■ **Your objective**
Reproduce all of the records exactly.

■ **Source data**

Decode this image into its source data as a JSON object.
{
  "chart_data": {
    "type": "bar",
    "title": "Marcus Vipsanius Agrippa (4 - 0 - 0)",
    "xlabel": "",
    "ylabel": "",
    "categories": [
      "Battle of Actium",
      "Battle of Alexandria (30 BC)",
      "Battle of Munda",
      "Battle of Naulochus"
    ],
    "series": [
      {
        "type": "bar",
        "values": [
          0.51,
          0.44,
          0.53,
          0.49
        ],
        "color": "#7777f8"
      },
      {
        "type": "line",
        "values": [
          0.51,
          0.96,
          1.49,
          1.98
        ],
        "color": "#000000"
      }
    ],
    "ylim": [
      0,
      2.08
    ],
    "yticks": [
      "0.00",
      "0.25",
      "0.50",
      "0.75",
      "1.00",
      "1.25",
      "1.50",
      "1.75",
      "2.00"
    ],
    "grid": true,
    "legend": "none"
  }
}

■ **Written response**
Decode this image into its source data as a JSON object.
{
  "chart_data": {
    "type": "bar",
    "title": "Marcus Vipsanius Agrippa (4 - 0 - 0)",
    "xlabel": "",
    "ylabel": "",
    "categories": [
      "Battle of Actium",
      "Battle of Alexandria (30 BC)",
      "Battle of Munda",
      "Battle of Naulochus"
    ],
    "series": [
      {
        "type": "bar",
        "values": [
          0.51,
          0.44,
          0.53,
          0.49
        ],
        "color": "#7777f8"
      },
      {
        "type": "line",
        "values": [
          0.51,
          0.96,
          1.49,
          1.98
        ],
        "color": "#000000"
      }
    ],
    "ylim": [
      0,
      2.08
    ],
    "yticks": [
      "0.00",
      "0.25",
      "0.50",
      "0.75",
      "1.00",
      "1.25",
      "1.50",
      "1.75",
      "2.00"
    ],
    "grid": true,
    "legend": "none"
  }
}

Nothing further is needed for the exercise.